_TASK STATEMENT_
Every record must appear in your copy exactly as written, with no pictures.

------------------------------------

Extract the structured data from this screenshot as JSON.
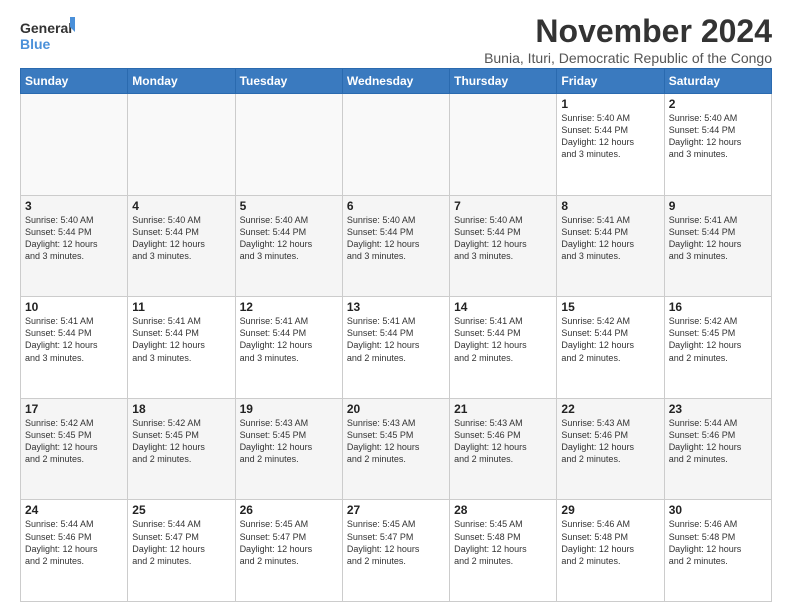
{
  "logo": {
    "line1": "General",
    "line2": "Blue"
  },
  "title": "November 2024",
  "subtitle": "Bunia, Ituri, Democratic Republic of the Congo",
  "days_of_week": [
    "Sunday",
    "Monday",
    "Tuesday",
    "Wednesday",
    "Thursday",
    "Friday",
    "Saturday"
  ],
  "weeks": [
    [
      {
        "day": "",
        "info": ""
      },
      {
        "day": "",
        "info": ""
      },
      {
        "day": "",
        "info": ""
      },
      {
        "day": "",
        "info": ""
      },
      {
        "day": "",
        "info": ""
      },
      {
        "day": "1",
        "info": "Sunrise: 5:40 AM\nSunset: 5:44 PM\nDaylight: 12 hours\nand 3 minutes."
      },
      {
        "day": "2",
        "info": "Sunrise: 5:40 AM\nSunset: 5:44 PM\nDaylight: 12 hours\nand 3 minutes."
      }
    ],
    [
      {
        "day": "3",
        "info": "Sunrise: 5:40 AM\nSunset: 5:44 PM\nDaylight: 12 hours\nand 3 minutes."
      },
      {
        "day": "4",
        "info": "Sunrise: 5:40 AM\nSunset: 5:44 PM\nDaylight: 12 hours\nand 3 minutes."
      },
      {
        "day": "5",
        "info": "Sunrise: 5:40 AM\nSunset: 5:44 PM\nDaylight: 12 hours\nand 3 minutes."
      },
      {
        "day": "6",
        "info": "Sunrise: 5:40 AM\nSunset: 5:44 PM\nDaylight: 12 hours\nand 3 minutes."
      },
      {
        "day": "7",
        "info": "Sunrise: 5:40 AM\nSunset: 5:44 PM\nDaylight: 12 hours\nand 3 minutes."
      },
      {
        "day": "8",
        "info": "Sunrise: 5:41 AM\nSunset: 5:44 PM\nDaylight: 12 hours\nand 3 minutes."
      },
      {
        "day": "9",
        "info": "Sunrise: 5:41 AM\nSunset: 5:44 PM\nDaylight: 12 hours\nand 3 minutes."
      }
    ],
    [
      {
        "day": "10",
        "info": "Sunrise: 5:41 AM\nSunset: 5:44 PM\nDaylight: 12 hours\nand 3 minutes."
      },
      {
        "day": "11",
        "info": "Sunrise: 5:41 AM\nSunset: 5:44 PM\nDaylight: 12 hours\nand 3 minutes."
      },
      {
        "day": "12",
        "info": "Sunrise: 5:41 AM\nSunset: 5:44 PM\nDaylight: 12 hours\nand 3 minutes."
      },
      {
        "day": "13",
        "info": "Sunrise: 5:41 AM\nSunset: 5:44 PM\nDaylight: 12 hours\nand 2 minutes."
      },
      {
        "day": "14",
        "info": "Sunrise: 5:41 AM\nSunset: 5:44 PM\nDaylight: 12 hours\nand 2 minutes."
      },
      {
        "day": "15",
        "info": "Sunrise: 5:42 AM\nSunset: 5:44 PM\nDaylight: 12 hours\nand 2 minutes."
      },
      {
        "day": "16",
        "info": "Sunrise: 5:42 AM\nSunset: 5:45 PM\nDaylight: 12 hours\nand 2 minutes."
      }
    ],
    [
      {
        "day": "17",
        "info": "Sunrise: 5:42 AM\nSunset: 5:45 PM\nDaylight: 12 hours\nand 2 minutes."
      },
      {
        "day": "18",
        "info": "Sunrise: 5:42 AM\nSunset: 5:45 PM\nDaylight: 12 hours\nand 2 minutes."
      },
      {
        "day": "19",
        "info": "Sunrise: 5:43 AM\nSunset: 5:45 PM\nDaylight: 12 hours\nand 2 minutes."
      },
      {
        "day": "20",
        "info": "Sunrise: 5:43 AM\nSunset: 5:45 PM\nDaylight: 12 hours\nand 2 minutes."
      },
      {
        "day": "21",
        "info": "Sunrise: 5:43 AM\nSunset: 5:46 PM\nDaylight: 12 hours\nand 2 minutes."
      },
      {
        "day": "22",
        "info": "Sunrise: 5:43 AM\nSunset: 5:46 PM\nDaylight: 12 hours\nand 2 minutes."
      },
      {
        "day": "23",
        "info": "Sunrise: 5:44 AM\nSunset: 5:46 PM\nDaylight: 12 hours\nand 2 minutes."
      }
    ],
    [
      {
        "day": "24",
        "info": "Sunrise: 5:44 AM\nSunset: 5:46 PM\nDaylight: 12 hours\nand 2 minutes."
      },
      {
        "day": "25",
        "info": "Sunrise: 5:44 AM\nSunset: 5:47 PM\nDaylight: 12 hours\nand 2 minutes."
      },
      {
        "day": "26",
        "info": "Sunrise: 5:45 AM\nSunset: 5:47 PM\nDaylight: 12 hours\nand 2 minutes."
      },
      {
        "day": "27",
        "info": "Sunrise: 5:45 AM\nSunset: 5:47 PM\nDaylight: 12 hours\nand 2 minutes."
      },
      {
        "day": "28",
        "info": "Sunrise: 5:45 AM\nSunset: 5:48 PM\nDaylight: 12 hours\nand 2 minutes."
      },
      {
        "day": "29",
        "info": "Sunrise: 5:46 AM\nSunset: 5:48 PM\nDaylight: 12 hours\nand 2 minutes."
      },
      {
        "day": "30",
        "info": "Sunrise: 5:46 AM\nSunset: 5:48 PM\nDaylight: 12 hours\nand 2 minutes."
      }
    ]
  ]
}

------------------------------------

_WORKED ANSWER_
Extract the structured data from this screenshot as JSON.
{
  "logo": {
    "line1": "General",
    "line2": "Blue"
  },
  "title": "November 2024",
  "subtitle": "Bunia, Ituri, Democratic Republic of the Congo",
  "days_of_week": [
    "Sunday",
    "Monday",
    "Tuesday",
    "Wednesday",
    "Thursday",
    "Friday",
    "Saturday"
  ],
  "weeks": [
    [
      {
        "day": "",
        "info": ""
      },
      {
        "day": "",
        "info": ""
      },
      {
        "day": "",
        "info": ""
      },
      {
        "day": "",
        "info": ""
      },
      {
        "day": "",
        "info": ""
      },
      {
        "day": "1",
        "info": "Sunrise: 5:40 AM\nSunset: 5:44 PM\nDaylight: 12 hours\nand 3 minutes."
      },
      {
        "day": "2",
        "info": "Sunrise: 5:40 AM\nSunset: 5:44 PM\nDaylight: 12 hours\nand 3 minutes."
      }
    ],
    [
      {
        "day": "3",
        "info": "Sunrise: 5:40 AM\nSunset: 5:44 PM\nDaylight: 12 hours\nand 3 minutes."
      },
      {
        "day": "4",
        "info": "Sunrise: 5:40 AM\nSunset: 5:44 PM\nDaylight: 12 hours\nand 3 minutes."
      },
      {
        "day": "5",
        "info": "Sunrise: 5:40 AM\nSunset: 5:44 PM\nDaylight: 12 hours\nand 3 minutes."
      },
      {
        "day": "6",
        "info": "Sunrise: 5:40 AM\nSunset: 5:44 PM\nDaylight: 12 hours\nand 3 minutes."
      },
      {
        "day": "7",
        "info": "Sunrise: 5:40 AM\nSunset: 5:44 PM\nDaylight: 12 hours\nand 3 minutes."
      },
      {
        "day": "8",
        "info": "Sunrise: 5:41 AM\nSunset: 5:44 PM\nDaylight: 12 hours\nand 3 minutes."
      },
      {
        "day": "9",
        "info": "Sunrise: 5:41 AM\nSunset: 5:44 PM\nDaylight: 12 hours\nand 3 minutes."
      }
    ],
    [
      {
        "day": "10",
        "info": "Sunrise: 5:41 AM\nSunset: 5:44 PM\nDaylight: 12 hours\nand 3 minutes."
      },
      {
        "day": "11",
        "info": "Sunrise: 5:41 AM\nSunset: 5:44 PM\nDaylight: 12 hours\nand 3 minutes."
      },
      {
        "day": "12",
        "info": "Sunrise: 5:41 AM\nSunset: 5:44 PM\nDaylight: 12 hours\nand 3 minutes."
      },
      {
        "day": "13",
        "info": "Sunrise: 5:41 AM\nSunset: 5:44 PM\nDaylight: 12 hours\nand 2 minutes."
      },
      {
        "day": "14",
        "info": "Sunrise: 5:41 AM\nSunset: 5:44 PM\nDaylight: 12 hours\nand 2 minutes."
      },
      {
        "day": "15",
        "info": "Sunrise: 5:42 AM\nSunset: 5:44 PM\nDaylight: 12 hours\nand 2 minutes."
      },
      {
        "day": "16",
        "info": "Sunrise: 5:42 AM\nSunset: 5:45 PM\nDaylight: 12 hours\nand 2 minutes."
      }
    ],
    [
      {
        "day": "17",
        "info": "Sunrise: 5:42 AM\nSunset: 5:45 PM\nDaylight: 12 hours\nand 2 minutes."
      },
      {
        "day": "18",
        "info": "Sunrise: 5:42 AM\nSunset: 5:45 PM\nDaylight: 12 hours\nand 2 minutes."
      },
      {
        "day": "19",
        "info": "Sunrise: 5:43 AM\nSunset: 5:45 PM\nDaylight: 12 hours\nand 2 minutes."
      },
      {
        "day": "20",
        "info": "Sunrise: 5:43 AM\nSunset: 5:45 PM\nDaylight: 12 hours\nand 2 minutes."
      },
      {
        "day": "21",
        "info": "Sunrise: 5:43 AM\nSunset: 5:46 PM\nDaylight: 12 hours\nand 2 minutes."
      },
      {
        "day": "22",
        "info": "Sunrise: 5:43 AM\nSunset: 5:46 PM\nDaylight: 12 hours\nand 2 minutes."
      },
      {
        "day": "23",
        "info": "Sunrise: 5:44 AM\nSunset: 5:46 PM\nDaylight: 12 hours\nand 2 minutes."
      }
    ],
    [
      {
        "day": "24",
        "info": "Sunrise: 5:44 AM\nSunset: 5:46 PM\nDaylight: 12 hours\nand 2 minutes."
      },
      {
        "day": "25",
        "info": "Sunrise: 5:44 AM\nSunset: 5:47 PM\nDaylight: 12 hours\nand 2 minutes."
      },
      {
        "day": "26",
        "info": "Sunrise: 5:45 AM\nSunset: 5:47 PM\nDaylight: 12 hours\nand 2 minutes."
      },
      {
        "day": "27",
        "info": "Sunrise: 5:45 AM\nSunset: 5:47 PM\nDaylight: 12 hours\nand 2 minutes."
      },
      {
        "day": "28",
        "info": "Sunrise: 5:45 AM\nSunset: 5:48 PM\nDaylight: 12 hours\nand 2 minutes."
      },
      {
        "day": "29",
        "info": "Sunrise: 5:46 AM\nSunset: 5:48 PM\nDaylight: 12 hours\nand 2 minutes."
      },
      {
        "day": "30",
        "info": "Sunrise: 5:46 AM\nSunset: 5:48 PM\nDaylight: 12 hours\nand 2 minutes."
      }
    ]
  ]
}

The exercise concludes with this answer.